→ WHAT IS NEEDED: Do not include the pictures; repeat the rest of the data exactly.

(Recorded data)
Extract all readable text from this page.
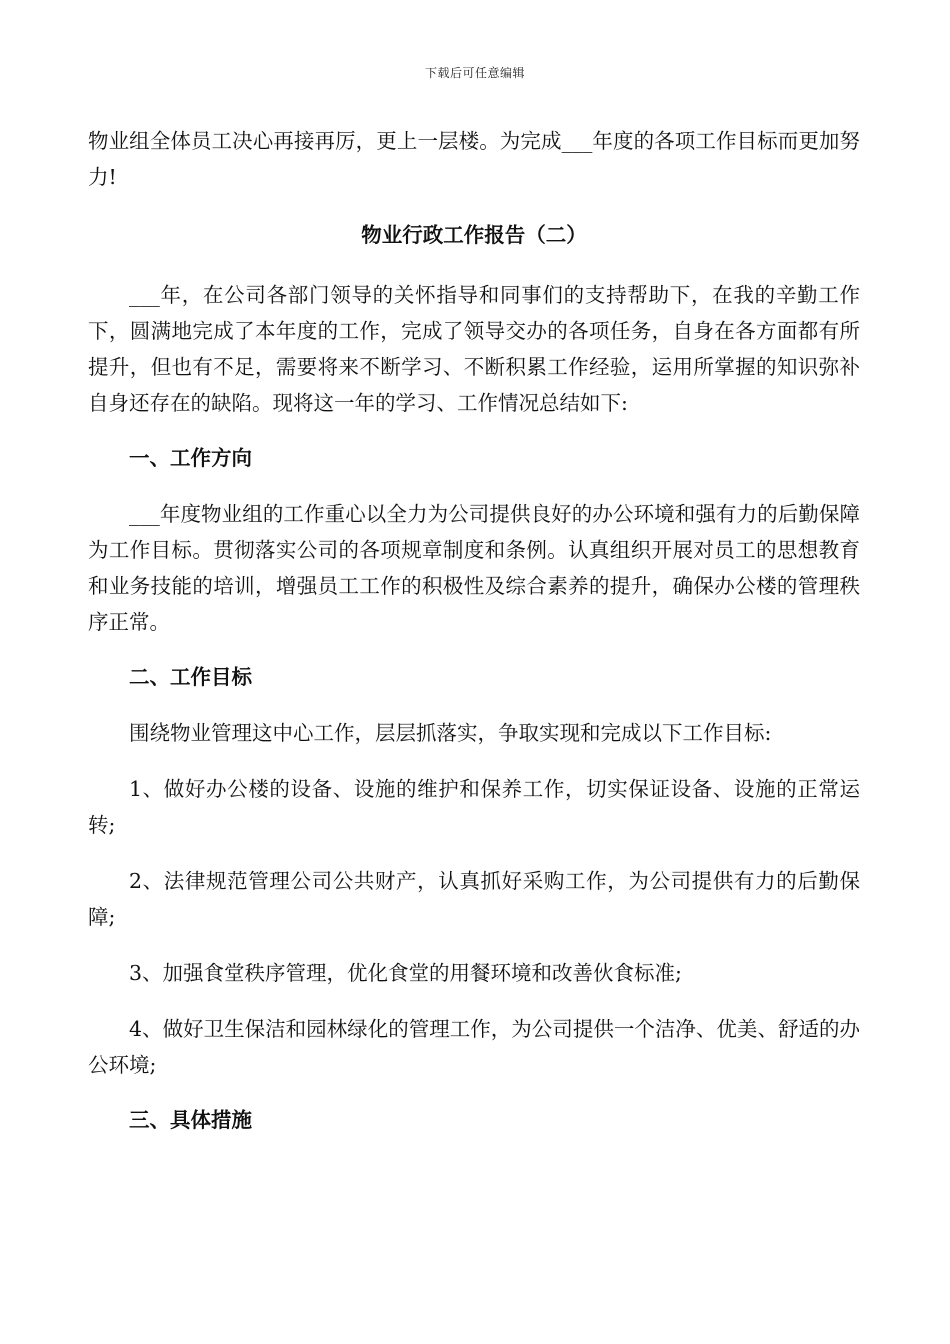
下载后可任意编辑

物业组全体员工决心再接再厉，更上一层楼。为完成___年度的各项工作目标而更加努力!

物业行政工作报告（二）

___年，在公司各部门领导的关怀指导和同事们的支持帮助下，在我的辛勤工作下，圆满地完成了本年度的工作，完成了领导交办的各项任务，自身在各方面都有所提升，但也有不足，需要将来不断学习、不断积累工作经验，运用所掌握的知识弥补自身还存在的缺陷。现将这一年的学习、工作情况总结如下:

一、工作方向

___年度物业组的工作重心以全力为公司提供良好的办公环境和强有力的后勤保障为工作目标。贯彻落实公司的各项规章制度和条例。认真组织开展对员工的思想教育和业务技能的培训，增强员工工作的积极性及综合素养的提升，确保办公楼的管理秩序正常。

二、工作目标

围绕物业管理这中心工作，层层抓落实，争取实现和完成以下工作目标:

1、做好办公楼的设备、设施的维护和保养工作，切实保证设备、设施的正常运转;

2、法律规范管理公司公共财产，认真抓好采购工作，为公司提供有力的后勤保障;

3、加强食堂秩序管理，优化食堂的用餐环境和改善伙食标准;

4、做好卫生保洁和园林绿化的管理工作，为公司提供一个洁净、优美、舒适的办公环境;

三、具体措施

→ WRITTEN ANSWER:
Extract all readable text from this page.
下载后可任意编辑

物业组全体员工决心再接再厉，更上一层楼。为完成___年度的各项工作目标而更加努力!

物业行政工作报告（二）

___年，在公司各部门领导的关怀指导和同事们的支持帮助下，在我的辛勤工作下，圆满地完成了本年度的工作，完成了领导交办的各项任务，自身在各方面都有所提升，但也有不足，需要将来不断学习、不断积累工作经验，运用所掌握的知识弥补自身还存在的缺陷。现将这一年的学习、工作情况总结如下:

一、工作方向

___年度物业组的工作重心以全力为公司提供良好的办公环境和强有力的后勤保障为工作目标。贯彻落实公司的各项规章制度和条例。认真组织开展对员工的思想教育和业务技能的培训，增强员工工作的积极性及综合素养的提升，确保办公楼的管理秩序正常。

二、工作目标

围绕物业管理这中心工作，层层抓落实，争取实现和完成以下工作目标:

1、做好办公楼的设备、设施的维护和保养工作，切实保证设备、设施的正常运转;

2、法律规范管理公司公共财产，认真抓好采购工作，为公司提供有力的后勤保障;

3、加强食堂秩序管理，优化食堂的用餐环境和改善伙食标准;

4、做好卫生保洁和园林绿化的管理工作，为公司提供一个洁净、优美、舒适的办公环境;

三、具体措施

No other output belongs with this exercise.